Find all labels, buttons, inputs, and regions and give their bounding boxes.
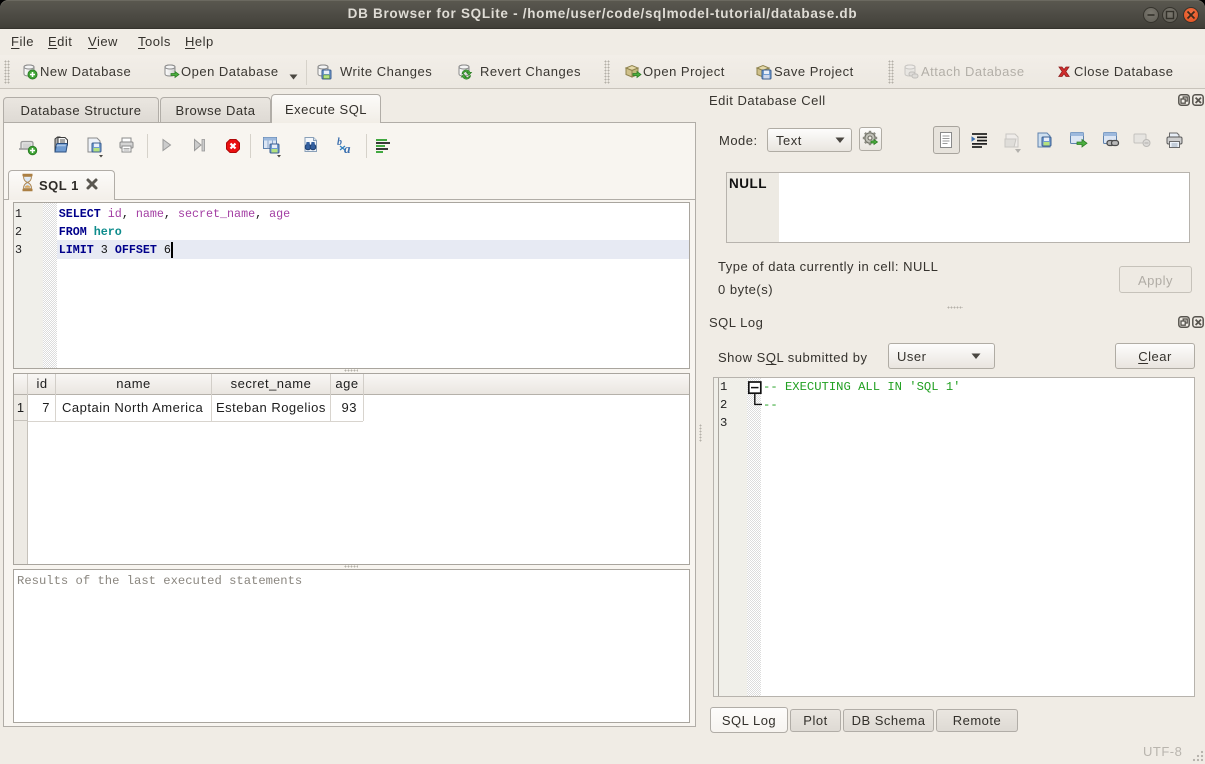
svg-text:a: a xyxy=(344,141,351,156)
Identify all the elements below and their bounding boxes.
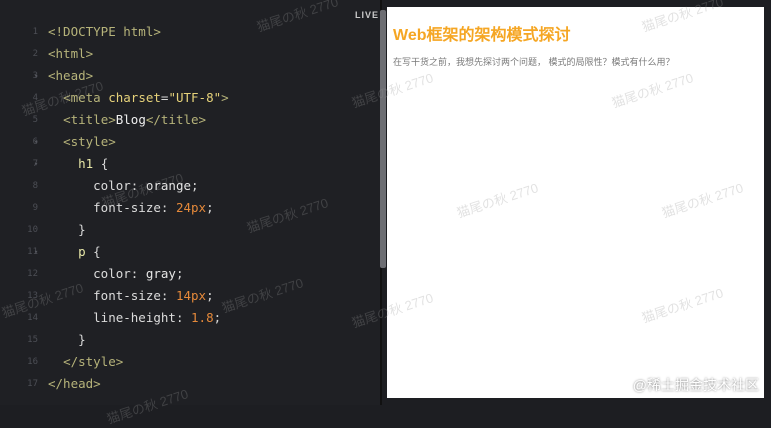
line-number: 15 <box>27 335 38 345</box>
code-line[interactable]: 17 </head> <box>0 373 380 395</box>
fold-arrow-icon[interactable]: ▾ <box>34 131 38 153</box>
code-line[interactable]: 16 </style> <box>0 351 380 373</box>
code-line[interactable]: 1 <!DOCTYPE html> <box>0 21 380 43</box>
code-editor[interactable]: 1 <!DOCTYPE html> 2 <html> 3 ▾ <head> 4 <meta c… <box>0 0 382 405</box>
editor-scrollbar[interactable] <box>380 10 386 268</box>
code-line[interactable]: 12 color: gray; <box>0 263 380 285</box>
live-label: LIVE <box>355 10 380 20</box>
code-line[interactable]: 3 ▾ <head> <box>0 65 380 87</box>
line-number: 9 <box>32 203 38 213</box>
code-line[interactable]: 7 ▾ h1 { <box>0 153 380 175</box>
code-line[interactable]: 5 <title>Blog</title> <box>0 109 380 131</box>
code-line[interactable]: 9 font-size: 24px; <box>0 197 380 219</box>
code-text: } <box>78 222 86 237</box>
code-line[interactable]: 10 } <box>0 219 380 241</box>
code-text: } <box>78 332 86 347</box>
preview-title: Web框架的架构模式探讨 <box>393 27 571 44</box>
brand-watermark: @稀土掘金技术社区 <box>632 377 759 393</box>
code-line[interactable]: 8 color: orange; <box>0 175 380 197</box>
code-text: font-size: 24px; <box>93 200 214 215</box>
line-number: 13 <box>27 291 38 301</box>
code-line[interactable]: 6 ▾ <style> <box>0 131 380 153</box>
line-number: 17 <box>27 379 38 389</box>
code-text: <title>Blog</title> <box>63 112 207 127</box>
line-number: 10 <box>27 225 38 235</box>
line-number: 2 <box>32 49 38 59</box>
line-number: 11 <box>27 247 38 257</box>
code-text: color: gray; <box>93 266 184 281</box>
code-line[interactable]: 4 <meta charset="UTF-8"> <box>0 87 380 109</box>
code-line[interactable]: 11 ▾ p { <box>0 241 380 263</box>
code-text: </style> <box>63 354 124 369</box>
line-number: 3 <box>32 71 38 81</box>
code-text: color: orange; <box>93 178 199 193</box>
line-number: 8 <box>32 181 38 191</box>
line-number: 16 <box>27 357 38 367</box>
code-text: </head> <box>48 376 101 391</box>
line-number: 1 <box>32 27 38 37</box>
line-number: 5 <box>32 115 38 125</box>
code-text: <style> <box>63 134 116 149</box>
code-line[interactable]: 2 <html> <box>0 43 380 65</box>
code-text: <meta charset="UTF-8"> <box>63 90 229 105</box>
fold-arrow-icon[interactable]: ▾ <box>34 241 38 263</box>
code-text: <!DOCTYPE html> <box>48 24 161 39</box>
line-number: 6 <box>32 137 38 147</box>
line-number: 12 <box>27 269 38 279</box>
code-text: line-height: 1.8; <box>93 310 222 325</box>
code-line[interactable]: 15 } <box>0 329 380 351</box>
line-number: 4 <box>32 93 38 103</box>
code-text: h1 { <box>78 156 109 171</box>
code-text: <html> <box>48 46 94 61</box>
code-text: font-size: 14px; <box>93 288 214 303</box>
preview-pane: Web框架的架构模式探讨 在写干货之前，我想先探讨两个问题， 模式的局限性？模式… <box>387 7 764 398</box>
line-number: 14 <box>27 313 38 323</box>
preview-paragraph: 在写干货之前，我想先探讨两个问题， 模式的局限性？模式有什么用？ <box>393 57 675 67</box>
code-line[interactable]: 14 line-height: 1.8; <box>0 307 380 329</box>
line-number: 7 <box>32 159 38 169</box>
code-text: <head> <box>48 68 94 83</box>
code-line[interactable]: 13 font-size: 14px; <box>0 285 380 307</box>
code-text: p { <box>78 244 101 259</box>
fold-arrow-icon[interactable]: ▾ <box>34 153 38 175</box>
fold-arrow-icon[interactable]: ▾ <box>34 65 38 87</box>
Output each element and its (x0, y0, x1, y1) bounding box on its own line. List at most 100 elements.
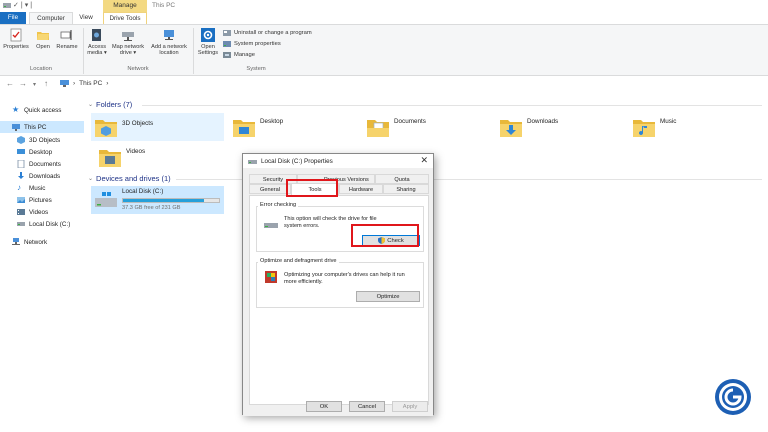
open-settings-label-2: Settings (197, 50, 219, 56)
music-note-icon: ♪ (17, 183, 21, 192)
manage-button[interactable]: Manage (223, 51, 255, 59)
optimize-desc-2: more efficiently. (284, 279, 323, 285)
tab-general[interactable]: General (249, 184, 291, 194)
folder-3d-objects-icon (95, 120, 117, 137)
rename-label: Rename (56, 44, 78, 50)
cancel-button[interactable]: Cancel (349, 401, 385, 412)
check-button-label: Check (387, 237, 404, 244)
open-button[interactable]: Open (33, 28, 53, 50)
add-network-label-2: location (159, 50, 179, 56)
sidebar-item-desktop[interactable]: Desktop (0, 146, 84, 158)
sidebar-item-this-pc[interactable]: This PC (0, 121, 84, 133)
drives-header-label: Devices and drives (1) (96, 174, 171, 183)
ok-button[interactable]: OK (306, 401, 342, 412)
properties-label: Properties (3, 44, 29, 50)
tab-file[interactable]: File (0, 12, 26, 24)
optimize-legend: Optimize and defragment drive (258, 258, 339, 264)
dialog-body: Security Previous Versions Quota General… (243, 168, 433, 416)
tools-tab-panel: Error checking This option will check th… (249, 195, 429, 405)
section-divider (142, 105, 762, 106)
separator-icon: | (30, 1, 33, 9)
sidebar-item-videos[interactable]: Videos (0, 206, 84, 218)
network-drive-icon (122, 32, 134, 41)
sidebar-item-music[interactable]: ♪ Music (0, 182, 84, 194)
tab-view[interactable]: View (74, 12, 98, 24)
uninstall-icon (223, 30, 231, 36)
drive-name: Local Disk (C:) (122, 188, 164, 195)
folder-downloads-icon (500, 120, 522, 137)
optimize-button[interactable]: Optimize (356, 291, 420, 302)
folders-section-header[interactable]: ⌄ Folders (7) (88, 100, 132, 109)
tab-quota[interactable]: Quota (375, 174, 429, 184)
sidebar-item-label: Documents (29, 160, 61, 168)
back-arrow-icon[interactable]: ← (6, 79, 14, 88)
error-checking-desc-1: This option will check the drive for fil… (284, 216, 377, 222)
sidebar-item-label: Local Disk (C:) (29, 220, 71, 228)
sidebar-item-3d-objects[interactable]: 3D Objects (0, 134, 84, 146)
gear-icon (201, 28, 215, 42)
manage-context-tab[interactable]: Manage (103, 0, 147, 12)
breadcrumb[interactable]: › This PC › (60, 80, 108, 87)
checkmark-icon[interactable]: ✓ (13, 1, 19, 9)
folder-item-desktop[interactable]: Desktop (232, 116, 283, 138)
devices-section-header[interactable]: ⌄ Devices and drives (1) (88, 174, 171, 183)
tab-sharing[interactable]: Sharing (383, 184, 429, 194)
drive-icon[interactable] (3, 1, 11, 9)
dialog-title-bar[interactable]: Local Disk (C:) Properties ✕ (243, 154, 433, 168)
folder-desktop-icon (233, 120, 255, 137)
network-location-icon (164, 30, 174, 40)
uninstall-program-button[interactable]: Uninstall or change a program (223, 29, 312, 37)
check-button[interactable]: Check (362, 235, 420, 246)
sidebar-item-network[interactable]: Network (0, 236, 84, 248)
up-arrow-icon[interactable]: ↑ (44, 79, 48, 88)
sidebar-item-pictures[interactable]: Pictures (0, 194, 84, 206)
tab-drive-tools[interactable]: Drive Tools (103, 12, 147, 24)
forward-arrow-icon[interactable]: → (19, 79, 27, 88)
system-properties-icon (223, 41, 231, 47)
error-checking-desc-2: system errors. (284, 223, 320, 229)
folder-item-videos[interactable]: Videos (98, 146, 145, 168)
folder-music-icon (633, 120, 655, 137)
recent-locations-chevron-icon[interactable]: ▾ (33, 81, 36, 88)
media-icon (92, 29, 101, 41)
sidebar-item-label: Music (29, 184, 46, 192)
drive-usage-bar (122, 198, 220, 203)
sidebar-item-label: Network (24, 238, 48, 246)
folder-item-music[interactable]: Music (632, 116, 676, 138)
map-network-drive-button[interactable]: Map network drive ▾ (109, 28, 147, 56)
folder-item-documents[interactable]: Documents (366, 116, 426, 138)
folder-item-downloads[interactable]: Downloads (499, 116, 558, 138)
tab-security[interactable]: Security (249, 174, 297, 184)
open-settings-button[interactable]: Open Settings (196, 28, 220, 56)
sidebar-item-documents[interactable]: Documents (0, 158, 84, 170)
folder-item-3d-objects[interactable]: 3D Objects (91, 113, 224, 141)
apply-button[interactable]: Apply (392, 401, 428, 412)
picture-icon (17, 197, 25, 203)
desktop-icon (17, 149, 25, 154)
sidebar-item-label: Downloads (29, 172, 61, 180)
properties-button[interactable]: Properties (3, 28, 29, 50)
tab-hardware[interactable]: Hardware (339, 184, 383, 194)
close-icon[interactable]: ✕ (420, 155, 428, 166)
manage-icon (223, 52, 231, 58)
tab-computer[interactable]: Computer (29, 12, 73, 24)
system-properties-button[interactable]: System properties (223, 40, 281, 48)
address-bar: ← → ▾ ↑ › This PC › (0, 76, 768, 93)
breadcrumb-this-pc[interactable]: This PC (79, 80, 102, 87)
sidebar-item-quick-access[interactable]: ★ Quick access (0, 104, 84, 116)
chevron-down-icon: ⌄ (88, 176, 94, 182)
this-pc-icon (60, 80, 69, 87)
sidebar-item-downloads[interactable]: Downloads (0, 170, 84, 182)
folder-label: Downloads (527, 118, 559, 125)
cancel-button-label: Cancel (357, 403, 377, 410)
drive-check-icon (264, 223, 278, 228)
chevron-down-icon[interactable]: ▾ (25, 1, 29, 9)
sidebar-item-label: This PC (24, 123, 47, 131)
add-network-location-button[interactable]: Add a network location (148, 28, 190, 56)
access-media-button[interactable]: Access media ▾ (86, 28, 108, 56)
ribbon: Properties Open Rename Location Access m… (0, 24, 768, 76)
folder-label: Videos (126, 148, 146, 155)
separator-icon: | (20, 1, 23, 9)
rename-button[interactable]: Rename (55, 28, 79, 50)
sidebar-item-local-disk[interactable]: Local Disk (C:) (0, 218, 84, 230)
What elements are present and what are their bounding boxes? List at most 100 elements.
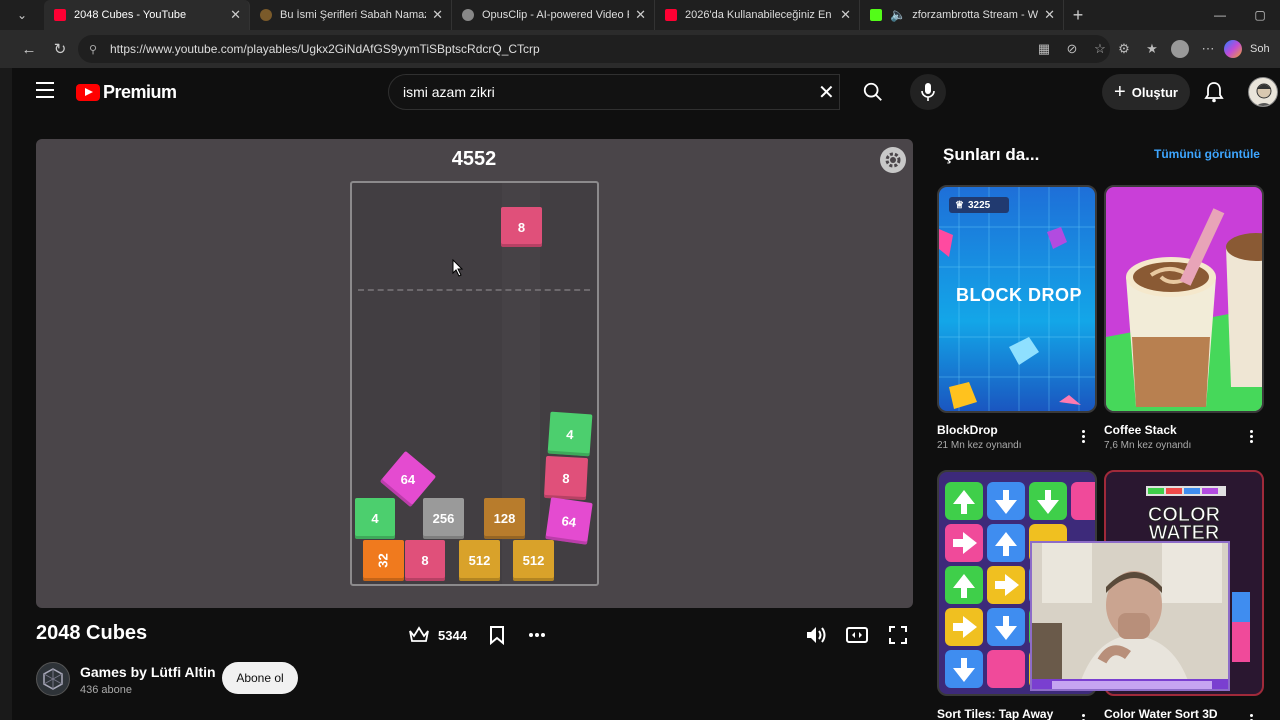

OBJECTIVE – Put the items above, from their first line through the line containing "Identify all the", into a Markdown table with a column named Row for the row number and a column named Entry for the line. Skip blank lines and leave out the pictures.

ANSWER BELOW –
| Row | Entry |
|---|---|
| 1 | Find all labels, buttons, inputs, and regions and give their bounding boxes. |
| 2 | svg-text:a: a xyxy=(344,141,351,156) |
| 3 | Identify all the elements below and their bounding boxes. |